EXERCISE PROMPT -
Search the data below for the word "flow" and copy each line that holds it.

START INFORMATION GIVEN

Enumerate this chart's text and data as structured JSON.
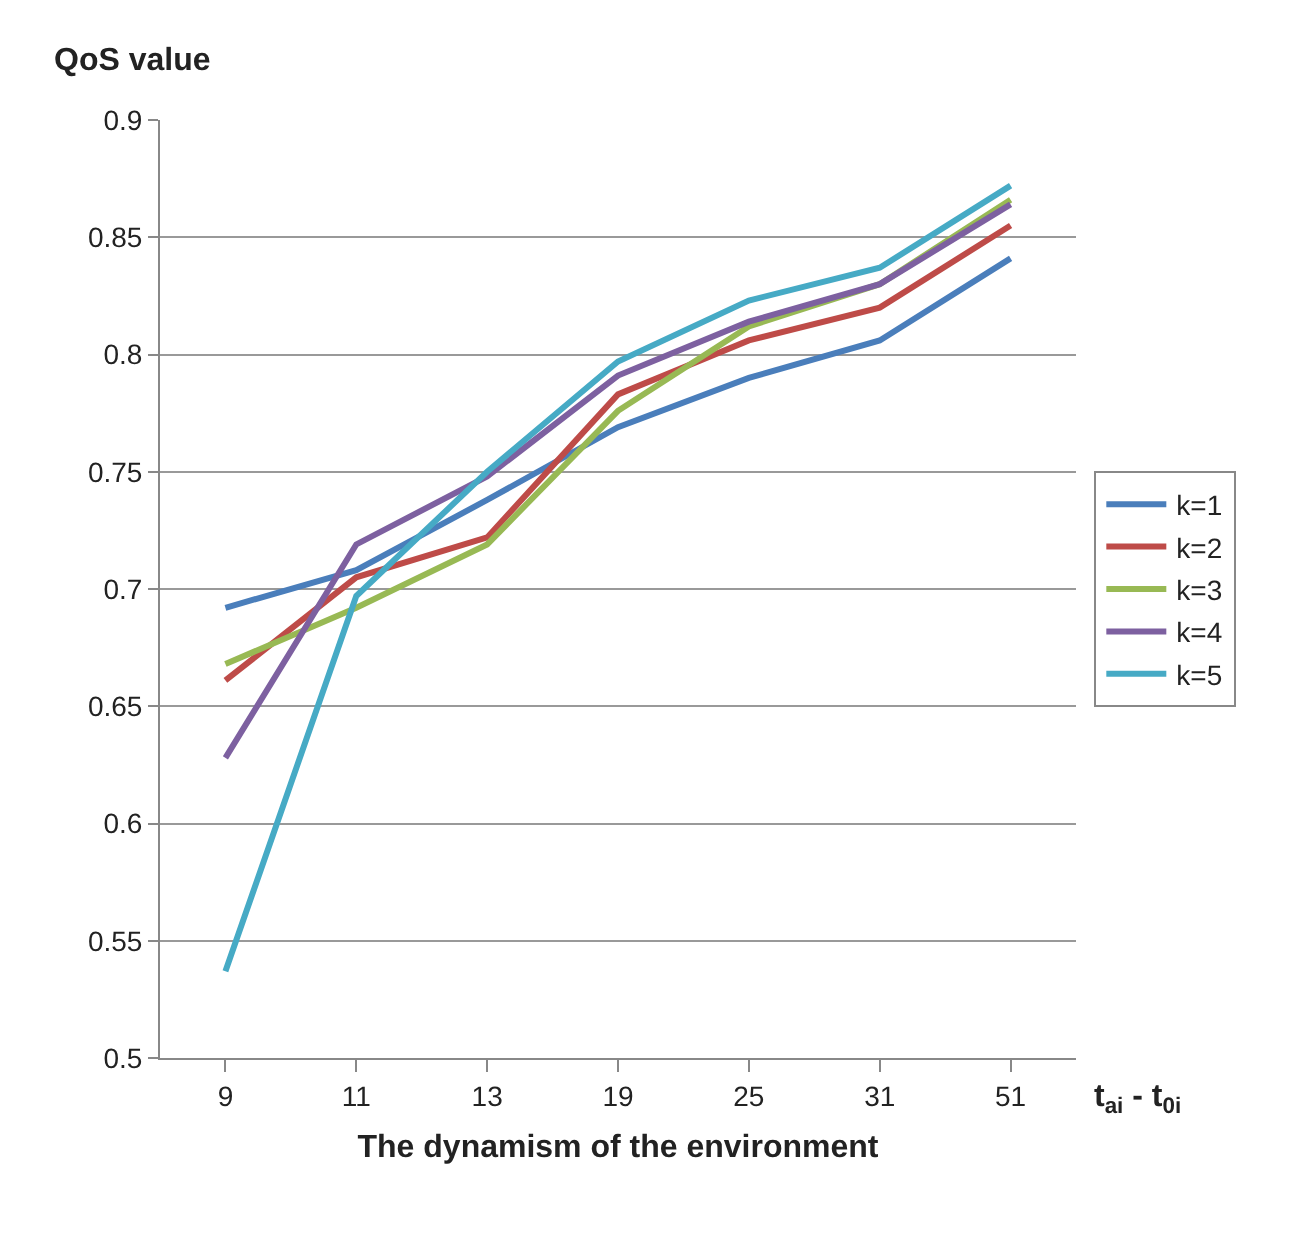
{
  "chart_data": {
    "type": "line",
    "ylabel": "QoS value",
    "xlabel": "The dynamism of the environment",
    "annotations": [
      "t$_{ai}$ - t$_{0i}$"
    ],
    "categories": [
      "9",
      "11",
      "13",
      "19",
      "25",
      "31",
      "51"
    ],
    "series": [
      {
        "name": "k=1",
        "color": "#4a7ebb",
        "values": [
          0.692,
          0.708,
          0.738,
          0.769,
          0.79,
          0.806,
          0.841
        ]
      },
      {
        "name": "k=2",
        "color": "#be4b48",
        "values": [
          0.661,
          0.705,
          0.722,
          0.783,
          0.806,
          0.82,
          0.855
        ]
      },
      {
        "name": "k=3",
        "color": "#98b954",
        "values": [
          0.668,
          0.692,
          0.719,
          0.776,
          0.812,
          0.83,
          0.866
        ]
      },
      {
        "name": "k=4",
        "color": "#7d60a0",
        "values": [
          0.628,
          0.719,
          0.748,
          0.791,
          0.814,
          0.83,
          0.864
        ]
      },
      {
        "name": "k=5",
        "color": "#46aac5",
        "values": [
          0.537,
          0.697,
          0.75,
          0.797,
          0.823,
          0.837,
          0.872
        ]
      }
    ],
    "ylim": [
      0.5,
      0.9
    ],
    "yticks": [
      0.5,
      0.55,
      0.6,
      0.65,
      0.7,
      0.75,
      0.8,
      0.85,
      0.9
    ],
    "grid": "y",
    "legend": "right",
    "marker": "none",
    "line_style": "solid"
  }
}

END INFORMATION GIVEN
START INFORMATION GIVEN

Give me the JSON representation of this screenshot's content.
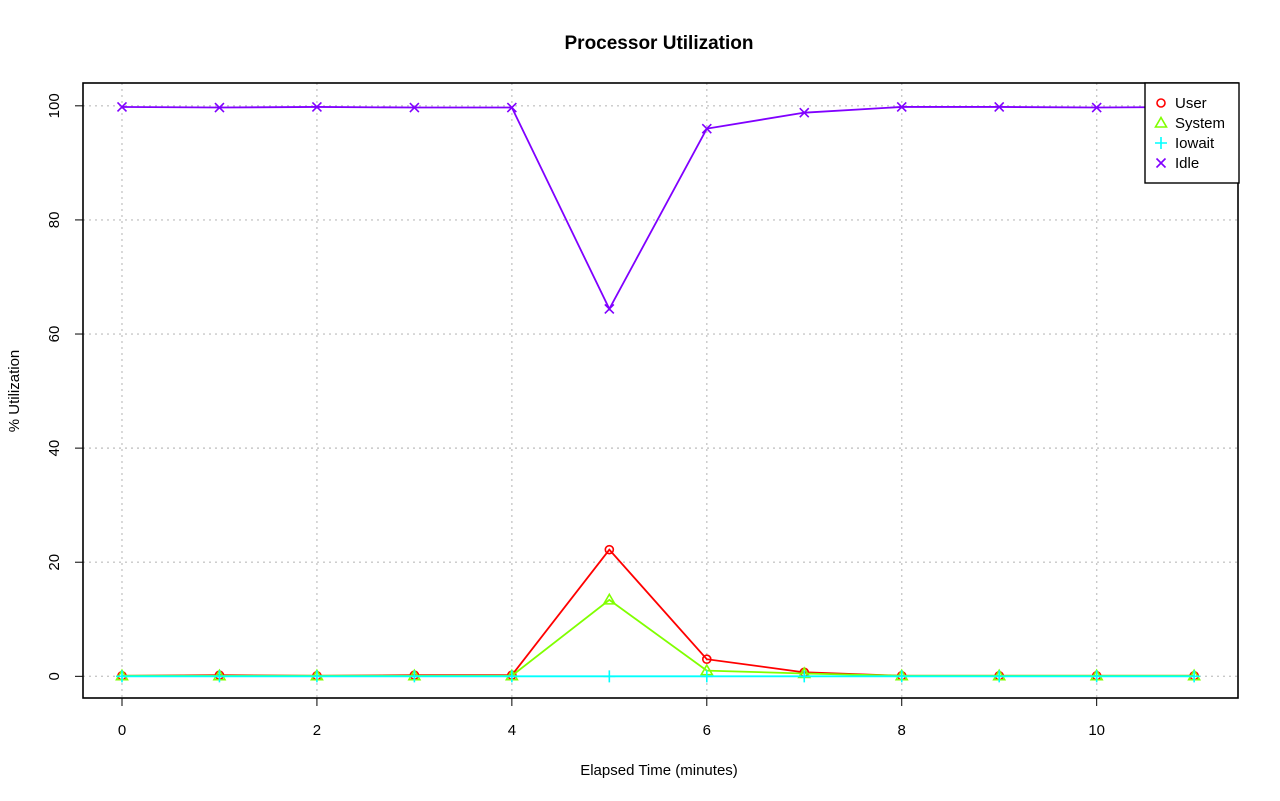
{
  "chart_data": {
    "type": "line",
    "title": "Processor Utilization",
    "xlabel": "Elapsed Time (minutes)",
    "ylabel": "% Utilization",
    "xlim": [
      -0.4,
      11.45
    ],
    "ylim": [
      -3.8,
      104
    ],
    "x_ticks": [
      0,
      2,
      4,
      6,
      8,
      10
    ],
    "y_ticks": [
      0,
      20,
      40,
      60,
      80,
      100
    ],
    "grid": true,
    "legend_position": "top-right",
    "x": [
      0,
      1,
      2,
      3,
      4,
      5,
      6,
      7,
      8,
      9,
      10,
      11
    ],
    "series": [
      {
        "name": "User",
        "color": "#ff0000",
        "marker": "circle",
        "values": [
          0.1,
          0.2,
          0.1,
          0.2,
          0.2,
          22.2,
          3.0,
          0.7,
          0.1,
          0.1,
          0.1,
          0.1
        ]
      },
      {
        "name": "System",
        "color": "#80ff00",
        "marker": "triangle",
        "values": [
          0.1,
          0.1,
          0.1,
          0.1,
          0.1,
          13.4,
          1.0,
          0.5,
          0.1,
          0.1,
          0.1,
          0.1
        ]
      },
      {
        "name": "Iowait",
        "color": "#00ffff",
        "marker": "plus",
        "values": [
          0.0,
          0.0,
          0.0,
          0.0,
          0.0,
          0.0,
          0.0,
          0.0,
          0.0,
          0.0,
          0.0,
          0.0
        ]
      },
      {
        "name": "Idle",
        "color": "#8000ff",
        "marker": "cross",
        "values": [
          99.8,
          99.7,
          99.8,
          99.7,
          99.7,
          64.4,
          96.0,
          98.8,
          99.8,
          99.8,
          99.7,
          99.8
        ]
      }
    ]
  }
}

END INFORMATION GIVEN
START INFORMATION GIVEN

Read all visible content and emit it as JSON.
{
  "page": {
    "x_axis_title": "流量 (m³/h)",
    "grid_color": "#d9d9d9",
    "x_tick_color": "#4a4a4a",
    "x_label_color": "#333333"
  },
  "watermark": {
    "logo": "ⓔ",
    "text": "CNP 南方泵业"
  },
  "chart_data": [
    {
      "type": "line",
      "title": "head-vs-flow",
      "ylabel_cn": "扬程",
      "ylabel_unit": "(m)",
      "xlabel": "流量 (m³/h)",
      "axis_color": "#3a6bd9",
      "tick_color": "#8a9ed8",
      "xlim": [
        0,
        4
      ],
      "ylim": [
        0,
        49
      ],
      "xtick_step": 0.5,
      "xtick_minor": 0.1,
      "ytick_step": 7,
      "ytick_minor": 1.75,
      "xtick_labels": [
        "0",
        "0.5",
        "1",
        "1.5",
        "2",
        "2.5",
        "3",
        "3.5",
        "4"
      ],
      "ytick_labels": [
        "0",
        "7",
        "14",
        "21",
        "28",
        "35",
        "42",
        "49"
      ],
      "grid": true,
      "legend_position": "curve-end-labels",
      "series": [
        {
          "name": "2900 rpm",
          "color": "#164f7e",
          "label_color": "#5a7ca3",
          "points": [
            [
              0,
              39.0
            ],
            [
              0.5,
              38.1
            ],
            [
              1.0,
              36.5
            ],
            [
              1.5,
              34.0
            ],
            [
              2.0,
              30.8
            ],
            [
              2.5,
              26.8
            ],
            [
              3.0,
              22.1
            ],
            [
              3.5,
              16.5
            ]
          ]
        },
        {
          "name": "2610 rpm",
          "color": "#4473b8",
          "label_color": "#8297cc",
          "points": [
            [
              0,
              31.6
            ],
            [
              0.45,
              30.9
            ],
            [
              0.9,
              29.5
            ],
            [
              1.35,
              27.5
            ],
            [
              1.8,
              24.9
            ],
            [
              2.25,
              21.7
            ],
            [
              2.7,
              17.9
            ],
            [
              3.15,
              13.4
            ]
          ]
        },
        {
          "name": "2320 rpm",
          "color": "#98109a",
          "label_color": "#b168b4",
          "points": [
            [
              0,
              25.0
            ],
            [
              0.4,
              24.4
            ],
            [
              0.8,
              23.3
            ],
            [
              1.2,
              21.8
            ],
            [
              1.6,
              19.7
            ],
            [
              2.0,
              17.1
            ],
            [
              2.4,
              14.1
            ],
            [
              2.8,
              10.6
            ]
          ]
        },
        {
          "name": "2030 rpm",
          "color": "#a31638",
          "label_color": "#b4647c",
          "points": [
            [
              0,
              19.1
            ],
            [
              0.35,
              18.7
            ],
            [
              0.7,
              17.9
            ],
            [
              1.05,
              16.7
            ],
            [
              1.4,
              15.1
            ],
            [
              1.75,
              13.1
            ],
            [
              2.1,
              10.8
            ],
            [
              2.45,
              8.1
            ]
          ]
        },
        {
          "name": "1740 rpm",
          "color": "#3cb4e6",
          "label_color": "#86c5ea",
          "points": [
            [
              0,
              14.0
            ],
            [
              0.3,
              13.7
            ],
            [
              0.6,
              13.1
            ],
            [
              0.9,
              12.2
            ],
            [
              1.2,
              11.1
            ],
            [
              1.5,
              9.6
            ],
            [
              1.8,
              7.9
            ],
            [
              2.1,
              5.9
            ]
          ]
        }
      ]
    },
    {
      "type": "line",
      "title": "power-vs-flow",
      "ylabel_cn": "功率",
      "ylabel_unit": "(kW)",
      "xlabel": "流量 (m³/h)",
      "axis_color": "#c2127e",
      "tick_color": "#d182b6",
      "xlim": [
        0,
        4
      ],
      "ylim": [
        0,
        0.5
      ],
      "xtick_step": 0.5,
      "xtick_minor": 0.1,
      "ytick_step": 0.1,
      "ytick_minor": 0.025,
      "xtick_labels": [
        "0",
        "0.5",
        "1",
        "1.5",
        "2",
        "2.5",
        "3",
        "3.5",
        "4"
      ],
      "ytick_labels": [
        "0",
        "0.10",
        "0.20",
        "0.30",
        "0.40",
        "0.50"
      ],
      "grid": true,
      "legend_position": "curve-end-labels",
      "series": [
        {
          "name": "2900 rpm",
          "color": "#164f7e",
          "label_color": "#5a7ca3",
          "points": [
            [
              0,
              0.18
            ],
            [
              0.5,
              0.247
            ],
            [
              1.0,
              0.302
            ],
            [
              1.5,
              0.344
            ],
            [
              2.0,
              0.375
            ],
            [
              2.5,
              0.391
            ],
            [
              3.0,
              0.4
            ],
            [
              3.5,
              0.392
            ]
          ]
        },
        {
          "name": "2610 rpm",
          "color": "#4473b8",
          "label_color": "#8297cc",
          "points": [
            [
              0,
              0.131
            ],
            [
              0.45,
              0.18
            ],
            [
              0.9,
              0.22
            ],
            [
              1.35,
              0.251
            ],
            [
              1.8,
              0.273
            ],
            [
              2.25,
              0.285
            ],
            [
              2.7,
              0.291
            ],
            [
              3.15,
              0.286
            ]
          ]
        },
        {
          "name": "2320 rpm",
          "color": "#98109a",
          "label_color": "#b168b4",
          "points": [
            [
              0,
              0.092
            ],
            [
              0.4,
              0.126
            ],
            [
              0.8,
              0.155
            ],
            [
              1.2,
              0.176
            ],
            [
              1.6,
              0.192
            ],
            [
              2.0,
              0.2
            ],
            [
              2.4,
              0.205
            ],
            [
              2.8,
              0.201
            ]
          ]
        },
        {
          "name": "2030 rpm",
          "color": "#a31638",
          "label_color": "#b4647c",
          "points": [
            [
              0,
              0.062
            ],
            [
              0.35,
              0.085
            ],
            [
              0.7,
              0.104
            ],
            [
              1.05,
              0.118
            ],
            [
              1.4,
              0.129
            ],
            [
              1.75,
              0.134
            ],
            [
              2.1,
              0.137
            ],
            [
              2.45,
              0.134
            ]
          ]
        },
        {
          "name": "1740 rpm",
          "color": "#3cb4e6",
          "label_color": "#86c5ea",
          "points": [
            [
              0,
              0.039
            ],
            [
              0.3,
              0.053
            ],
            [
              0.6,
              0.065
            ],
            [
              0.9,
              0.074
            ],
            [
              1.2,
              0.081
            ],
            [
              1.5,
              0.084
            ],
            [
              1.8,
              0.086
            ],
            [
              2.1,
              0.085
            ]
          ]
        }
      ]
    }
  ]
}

END INFORMATION GIVEN

RESULT -
      "title": "head-vs-flow",
      "title": "power-vs-flow",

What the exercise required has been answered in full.